# TASK GOAL
Retype all of the data. Every line must match exactly.

# RECORDS SUPPLIED
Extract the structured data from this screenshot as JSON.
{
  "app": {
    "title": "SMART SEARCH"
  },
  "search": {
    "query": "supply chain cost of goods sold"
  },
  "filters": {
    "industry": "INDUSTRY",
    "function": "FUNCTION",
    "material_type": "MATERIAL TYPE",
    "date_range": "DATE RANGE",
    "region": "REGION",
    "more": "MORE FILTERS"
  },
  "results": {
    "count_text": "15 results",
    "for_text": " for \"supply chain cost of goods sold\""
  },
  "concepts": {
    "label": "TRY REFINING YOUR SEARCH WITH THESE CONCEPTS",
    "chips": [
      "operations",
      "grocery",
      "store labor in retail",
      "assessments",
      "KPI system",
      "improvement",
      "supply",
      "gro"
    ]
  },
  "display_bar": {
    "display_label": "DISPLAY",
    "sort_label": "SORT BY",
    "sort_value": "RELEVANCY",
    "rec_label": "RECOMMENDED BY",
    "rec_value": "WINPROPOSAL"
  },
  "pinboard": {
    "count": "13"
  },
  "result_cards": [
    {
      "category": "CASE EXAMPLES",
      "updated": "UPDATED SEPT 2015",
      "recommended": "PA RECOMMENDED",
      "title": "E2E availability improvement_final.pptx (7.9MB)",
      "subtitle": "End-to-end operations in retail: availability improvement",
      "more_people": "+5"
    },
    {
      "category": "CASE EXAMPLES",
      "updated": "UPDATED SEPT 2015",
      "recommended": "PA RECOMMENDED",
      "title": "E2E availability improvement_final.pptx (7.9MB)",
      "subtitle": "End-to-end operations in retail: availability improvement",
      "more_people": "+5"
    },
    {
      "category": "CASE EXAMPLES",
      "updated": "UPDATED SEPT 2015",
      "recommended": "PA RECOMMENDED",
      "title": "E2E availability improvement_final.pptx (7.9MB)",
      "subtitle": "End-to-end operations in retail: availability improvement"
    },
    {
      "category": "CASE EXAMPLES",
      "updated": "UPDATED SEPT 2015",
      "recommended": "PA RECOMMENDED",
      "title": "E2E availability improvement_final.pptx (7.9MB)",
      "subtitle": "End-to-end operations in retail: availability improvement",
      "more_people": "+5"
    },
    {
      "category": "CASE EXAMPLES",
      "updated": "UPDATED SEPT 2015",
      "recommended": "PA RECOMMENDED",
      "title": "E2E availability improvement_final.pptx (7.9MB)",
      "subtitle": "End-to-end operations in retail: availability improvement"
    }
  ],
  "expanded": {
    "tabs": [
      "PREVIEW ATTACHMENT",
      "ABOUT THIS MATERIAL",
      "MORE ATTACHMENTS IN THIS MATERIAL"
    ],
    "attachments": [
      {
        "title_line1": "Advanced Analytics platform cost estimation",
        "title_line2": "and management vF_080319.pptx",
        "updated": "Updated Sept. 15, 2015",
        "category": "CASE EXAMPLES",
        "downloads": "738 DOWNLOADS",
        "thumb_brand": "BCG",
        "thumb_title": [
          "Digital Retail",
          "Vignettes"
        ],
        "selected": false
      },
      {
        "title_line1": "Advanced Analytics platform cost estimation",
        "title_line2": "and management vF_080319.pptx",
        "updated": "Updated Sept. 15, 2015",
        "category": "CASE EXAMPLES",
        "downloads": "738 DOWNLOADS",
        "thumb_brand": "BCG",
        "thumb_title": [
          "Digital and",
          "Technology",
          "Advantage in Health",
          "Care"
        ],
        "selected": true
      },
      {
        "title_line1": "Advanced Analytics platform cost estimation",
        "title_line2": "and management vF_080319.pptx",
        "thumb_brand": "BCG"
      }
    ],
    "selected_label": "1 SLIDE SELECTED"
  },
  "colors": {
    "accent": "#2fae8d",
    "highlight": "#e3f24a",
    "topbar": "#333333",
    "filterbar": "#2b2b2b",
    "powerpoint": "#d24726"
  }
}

# EXERCISE RESPONSE
Extract the structured data from this screenshot as JSON.
{
  "app": {
    "title": "SMART SEARCH"
  },
  "search": {
    "query": "supply chain cost of goods sold"
  },
  "filters": {
    "industry": "INDUSTRY",
    "function": "FUNCTION",
    "material_type": "MATERIAL TYPE",
    "date_range": "DATE RANGE",
    "region": "REGION",
    "more": "MORE FILTERS"
  },
  "results": {
    "count_text": "15 results",
    "for_text": " for \"supply chain cost of goods sold\""
  },
  "concepts": {
    "label": "TRY REFINING YOUR SEARCH WITH THESE CONCEPTS",
    "chips": [
      "operations",
      "grocery",
      "store labor in retail",
      "assessments",
      "KPI system",
      "improvement",
      "supply",
      "gro"
    ]
  },
  "display_bar": {
    "display_label": "DISPLAY",
    "sort_label": "SORT BY",
    "sort_value": "RELEVANCY",
    "rec_label": "RECOMMENDED BY",
    "rec_value": "WINPROPOSAL"
  },
  "pinboard": {
    "count": "13"
  },
  "result_cards": [
    {
      "category": "CASE EXAMPLES",
      "updated": "UPDATED SEPT 2015",
      "recommended": "PA RECOMMENDED",
      "title": "E2E availability improvement_final.pptx (7.9MB)",
      "subtitle": "End-to-end operations in retail: availability improvement",
      "more_people": "+5"
    },
    {
      "category": "CASE EXAMPLES",
      "updated": "UPDATED SEPT 2015",
      "recommended": "PA RECOMMENDED",
      "title": "E2E availability improvement_final.pptx (7.9MB)",
      "subtitle": "End-to-end operations in retail: availability improvement",
      "more_people": "+5"
    },
    {
      "category": "CASE EXAMPLES",
      "updated": "UPDATED SEPT 2015",
      "recommended": "PA RECOMMENDED",
      "title": "E2E availability improvement_final.pptx (7.9MB)",
      "subtitle": "End-to-end operations in retail: availability improvement"
    },
    {
      "category": "CASE EXAMPLES",
      "updated": "UPDATED SEPT 2015",
      "recommended": "PA RECOMMENDED",
      "title": "E2E availability improvement_final.pptx (7.9MB)",
      "subtitle": "End-to-end operations in retail: availability improvement",
      "more_people": "+5"
    },
    {
      "category": "CASE EXAMPLES",
      "updated": "UPDATED SEPT 2015",
      "recommended": "PA RECOMMENDED",
      "title": "E2E availability improvement_final.pptx (7.9MB)",
      "subtitle": "End-to-end operations in retail: availability improvement"
    }
  ],
  "expanded": {
    "tabs": [
      "PREVIEW ATTACHMENT",
      "ABOUT THIS MATERIAL",
      "MORE ATTACHMENTS IN THIS MATERIAL"
    ],
    "attachments": [
      {
        "title_line1": "Advanced Analytics platform cost estimation",
        "title_line2": "and management vF_080319.pptx",
        "updated": "Updated Sept. 15, 2015",
        "category": "CASE EXAMPLES",
        "downloads": "738 DOWNLOADS",
        "thumb_brand": "BCG",
        "thumb_title": [
          "Digital Retail",
          "Vignettes"
        ],
        "selected": false
      },
      {
        "title_line1": "Advanced Analytics platform cost estimation",
        "title_line2": "and management vF_080319.pptx",
        "updated": "Updated Sept. 15, 2015",
        "category": "CASE EXAMPLES",
        "downloads": "738 DOWNLOADS",
        "thumb_brand": "BCG",
        "thumb_title": [
          "Digital and",
          "Technology",
          "Advantage in Health",
          "Care"
        ],
        "selected": true
      },
      {
        "title_line1": "Advanced Analytics platform cost estimation",
        "title_line2": "and management vF_080319.pptx",
        "thumb_brand": "BCG"
      }
    ],
    "selected_label": "1 SLIDE SELECTED"
  },
  "colors": {
    "accent": "#2fae8d",
    "highlight": "#e3f24a",
    "topbar": "#333333",
    "filterbar": "#2b2b2b",
    "powerpoint": "#d24726"
  }
}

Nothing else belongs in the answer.